Reproduza fielmente o trecho do texto sobre a Carta das Ciências do Amazonas que começa em "Diante do intenso" e termina em "garantiu Tatiana Schor.".

• TRECHO DO TEXTO
-=-=-

Investimento em pesquisa e inovação pode garantir um desenvolvimento econômico, ambiental e social sustentável ao Amazonas


Foto: André Zumak

A partir do entendimento de que o desenvolvimento científico do Amazonas deve atender à melhoria das condições socioambientais da região, bem como garantir processos democráticos, sociais e participativos, a Sociedade Brasileira de Progresso da Ciência (SBPC) regional Amazonas lançou no dia 19 de outubro de 2018, a Carta das Ciências do Amazonas: pelo desenvolvimento científico ético e comprometido. O evento, aberto à população, aconteceu no MUSA do Largo São Sebastião, em Manaus/AM e contou com um debate sobre os 30 anos da Constituição Federal.

Reunindo anseios e opiniões de dezenas de instituições acadêmicas e da sociedade civil de Manaus, Tabatinga e Parintins, construídos coletivamente, a Carta das Ciências do Amazonas apresenta cinco principais recomendações detalhadas: 1. Priorização da Ciência no Plano de Governo do Estado do Amazonas; 2. Fortalecimento do Acesso à Ciência na Educação de Base; 3. Expansão da Divulgação da Ciência; 4. Ciência como Subsídio para Fortalecimento de Políticas Públicas; 5. Desenvolvimento Tecnológico e Inovação em Sociobiodiversidade.

Diante do intenso e constante corte de verbas para a Ciência, Tecnologia e Inovação (C,T&I), Tatiana Schor, representante da SBPC no Amazonas e professora do Departamento de Geografia da Universidade Federal do Amazonas (UFAM), enfatizou a importância dos candidatos ao governo do estado para a garantia da estabilidade institucional da produção de conhecimento.

“Sob as cinzas do Museu Nacional, não é preciso dizer sobre a importância de nossos representantes eleitos ao Congresso Nacional (deputados e senadores) e a Assembleia Legislativa do estado para com o fortalecimento da Ciência e Tecnologia no Amazonas. Das nossas mais importantes riquezas, o conhecimento sobre elas é a maior”, garantiu Tatiana Schor.

As instituições organizadoras do documento são: SBPC regional do Amazonas; Universidade Federal do Amazonas (UFAM); Universidade Estadual do Amazonas (UEA); Museu da Amazônia (MUSA) e Fundação Vitória Amazônica (FVA).

-=-=-

Dados de segmentação da página
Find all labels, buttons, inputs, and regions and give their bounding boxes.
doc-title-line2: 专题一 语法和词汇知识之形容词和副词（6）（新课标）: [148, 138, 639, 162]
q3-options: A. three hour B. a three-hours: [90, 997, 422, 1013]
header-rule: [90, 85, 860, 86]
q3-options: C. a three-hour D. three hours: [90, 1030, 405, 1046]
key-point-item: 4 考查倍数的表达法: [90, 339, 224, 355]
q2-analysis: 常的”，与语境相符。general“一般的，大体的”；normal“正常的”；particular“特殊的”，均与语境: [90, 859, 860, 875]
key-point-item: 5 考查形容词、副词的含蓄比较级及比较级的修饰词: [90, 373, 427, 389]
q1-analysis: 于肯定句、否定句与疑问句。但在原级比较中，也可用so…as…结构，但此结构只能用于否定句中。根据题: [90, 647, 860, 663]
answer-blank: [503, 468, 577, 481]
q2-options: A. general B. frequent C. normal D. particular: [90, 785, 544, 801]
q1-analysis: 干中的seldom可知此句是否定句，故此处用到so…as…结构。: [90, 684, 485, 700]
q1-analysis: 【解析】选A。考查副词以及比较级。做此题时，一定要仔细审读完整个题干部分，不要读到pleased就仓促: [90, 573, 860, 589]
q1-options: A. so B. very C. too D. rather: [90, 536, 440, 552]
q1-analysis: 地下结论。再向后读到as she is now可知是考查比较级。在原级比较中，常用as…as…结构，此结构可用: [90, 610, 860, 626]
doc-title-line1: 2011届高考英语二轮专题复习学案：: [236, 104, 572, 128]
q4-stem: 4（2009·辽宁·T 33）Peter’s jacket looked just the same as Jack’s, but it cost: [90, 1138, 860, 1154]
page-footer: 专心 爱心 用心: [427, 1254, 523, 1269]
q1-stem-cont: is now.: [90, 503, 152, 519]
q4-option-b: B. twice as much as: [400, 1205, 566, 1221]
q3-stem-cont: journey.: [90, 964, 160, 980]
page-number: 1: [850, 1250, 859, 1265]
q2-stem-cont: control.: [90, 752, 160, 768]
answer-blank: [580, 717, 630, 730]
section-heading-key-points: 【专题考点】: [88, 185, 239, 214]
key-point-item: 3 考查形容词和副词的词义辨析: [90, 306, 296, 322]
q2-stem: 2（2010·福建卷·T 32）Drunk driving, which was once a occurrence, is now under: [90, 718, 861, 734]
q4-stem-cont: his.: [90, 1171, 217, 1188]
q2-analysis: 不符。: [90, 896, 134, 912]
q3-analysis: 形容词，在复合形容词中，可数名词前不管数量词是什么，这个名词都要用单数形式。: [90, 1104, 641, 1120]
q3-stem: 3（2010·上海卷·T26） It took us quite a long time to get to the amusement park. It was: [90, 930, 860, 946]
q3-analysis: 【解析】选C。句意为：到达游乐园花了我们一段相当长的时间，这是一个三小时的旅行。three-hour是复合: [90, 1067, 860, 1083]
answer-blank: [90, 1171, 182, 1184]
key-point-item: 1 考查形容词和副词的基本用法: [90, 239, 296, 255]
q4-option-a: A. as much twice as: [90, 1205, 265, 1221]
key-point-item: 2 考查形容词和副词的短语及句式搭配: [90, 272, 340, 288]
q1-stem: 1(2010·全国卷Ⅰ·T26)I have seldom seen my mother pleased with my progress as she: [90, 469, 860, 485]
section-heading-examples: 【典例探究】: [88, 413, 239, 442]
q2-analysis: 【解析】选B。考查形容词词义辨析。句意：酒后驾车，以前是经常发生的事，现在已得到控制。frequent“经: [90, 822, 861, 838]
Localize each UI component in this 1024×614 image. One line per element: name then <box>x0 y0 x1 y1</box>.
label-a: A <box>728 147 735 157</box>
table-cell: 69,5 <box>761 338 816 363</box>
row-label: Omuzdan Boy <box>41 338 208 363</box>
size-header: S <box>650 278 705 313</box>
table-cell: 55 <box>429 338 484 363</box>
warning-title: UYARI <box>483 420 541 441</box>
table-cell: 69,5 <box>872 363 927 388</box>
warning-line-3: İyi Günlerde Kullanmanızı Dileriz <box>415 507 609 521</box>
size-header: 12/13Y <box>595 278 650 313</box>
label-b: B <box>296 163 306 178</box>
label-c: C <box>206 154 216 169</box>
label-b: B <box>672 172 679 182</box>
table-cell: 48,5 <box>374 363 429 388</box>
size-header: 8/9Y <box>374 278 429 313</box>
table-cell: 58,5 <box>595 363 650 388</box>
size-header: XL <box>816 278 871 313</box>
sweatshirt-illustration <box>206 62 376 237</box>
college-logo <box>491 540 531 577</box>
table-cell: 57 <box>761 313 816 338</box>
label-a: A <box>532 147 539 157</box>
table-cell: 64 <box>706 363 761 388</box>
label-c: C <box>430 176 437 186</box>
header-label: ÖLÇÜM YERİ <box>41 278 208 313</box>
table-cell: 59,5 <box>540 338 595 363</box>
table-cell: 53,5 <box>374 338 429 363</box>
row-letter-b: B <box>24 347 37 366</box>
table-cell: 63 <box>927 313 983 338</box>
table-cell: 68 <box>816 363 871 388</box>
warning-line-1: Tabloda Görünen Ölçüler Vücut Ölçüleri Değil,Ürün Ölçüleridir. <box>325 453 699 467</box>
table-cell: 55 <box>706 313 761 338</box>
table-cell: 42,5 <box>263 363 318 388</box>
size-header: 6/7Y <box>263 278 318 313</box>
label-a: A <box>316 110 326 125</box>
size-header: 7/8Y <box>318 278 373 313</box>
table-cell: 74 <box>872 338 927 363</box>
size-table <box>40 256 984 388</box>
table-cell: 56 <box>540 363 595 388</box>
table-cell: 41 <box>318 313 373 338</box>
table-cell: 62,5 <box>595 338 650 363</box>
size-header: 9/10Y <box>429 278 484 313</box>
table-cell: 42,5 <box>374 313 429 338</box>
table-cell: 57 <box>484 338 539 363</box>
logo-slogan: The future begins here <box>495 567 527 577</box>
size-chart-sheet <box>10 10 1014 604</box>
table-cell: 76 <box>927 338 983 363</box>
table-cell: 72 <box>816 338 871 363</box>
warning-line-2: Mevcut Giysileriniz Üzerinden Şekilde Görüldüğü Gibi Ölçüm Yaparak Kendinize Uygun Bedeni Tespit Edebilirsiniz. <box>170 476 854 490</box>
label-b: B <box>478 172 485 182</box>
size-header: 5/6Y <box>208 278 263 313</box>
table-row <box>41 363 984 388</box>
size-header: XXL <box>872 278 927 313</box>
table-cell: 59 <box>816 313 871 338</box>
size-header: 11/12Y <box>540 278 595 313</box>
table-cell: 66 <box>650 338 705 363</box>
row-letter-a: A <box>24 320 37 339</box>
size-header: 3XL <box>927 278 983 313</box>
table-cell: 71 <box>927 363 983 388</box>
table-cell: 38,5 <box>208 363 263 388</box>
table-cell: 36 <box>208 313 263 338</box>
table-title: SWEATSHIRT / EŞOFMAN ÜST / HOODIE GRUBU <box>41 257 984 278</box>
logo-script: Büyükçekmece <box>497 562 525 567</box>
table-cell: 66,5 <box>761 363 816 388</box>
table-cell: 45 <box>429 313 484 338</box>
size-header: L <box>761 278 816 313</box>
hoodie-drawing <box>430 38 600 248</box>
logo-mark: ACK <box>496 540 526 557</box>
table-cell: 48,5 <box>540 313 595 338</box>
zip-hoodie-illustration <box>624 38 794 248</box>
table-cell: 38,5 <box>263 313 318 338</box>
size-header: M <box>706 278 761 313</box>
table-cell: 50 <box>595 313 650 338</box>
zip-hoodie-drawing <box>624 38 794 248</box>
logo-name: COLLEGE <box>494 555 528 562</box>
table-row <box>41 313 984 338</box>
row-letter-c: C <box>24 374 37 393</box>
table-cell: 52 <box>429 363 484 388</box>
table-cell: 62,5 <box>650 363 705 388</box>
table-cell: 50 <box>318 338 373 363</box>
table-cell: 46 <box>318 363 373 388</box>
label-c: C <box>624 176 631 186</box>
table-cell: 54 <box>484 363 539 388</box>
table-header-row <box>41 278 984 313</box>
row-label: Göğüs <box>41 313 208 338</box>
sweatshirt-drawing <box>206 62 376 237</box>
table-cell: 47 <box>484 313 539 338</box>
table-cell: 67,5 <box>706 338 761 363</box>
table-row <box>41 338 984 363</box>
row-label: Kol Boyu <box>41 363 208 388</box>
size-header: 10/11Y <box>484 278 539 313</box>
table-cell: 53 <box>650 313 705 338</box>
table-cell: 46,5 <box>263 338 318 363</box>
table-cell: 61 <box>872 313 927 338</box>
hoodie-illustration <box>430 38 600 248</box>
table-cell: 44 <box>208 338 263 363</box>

-=-=-

• RESULTADO DO EXERCÍCIO
Diante do intenso e constante corte de verbas para a Ciência, Tecnologia e Inovação (C,T&I), Tatiana Schor, representante da SBPC no Amazonas e professora do Departamento de Geografia da Universidade Federal do Amazonas (UFAM), enfatizou a importância dos candidatos ao governo do estado para a garantia da estabilidade institucional da produção de conhecimento.

“Sob as cinzas do Museu Nacional, não é preciso dizer sobre a importância de nossos representantes eleitos ao Congresso Nacional (deputados e senadores) e a Assembleia Legislativa do estado para com o fortalecimento da Ciência e Tecnologia no Amazonas. Das nossas mais importantes riquezas, o conhecimento sobre elas é a maior”, garantiu Tatiana Schor.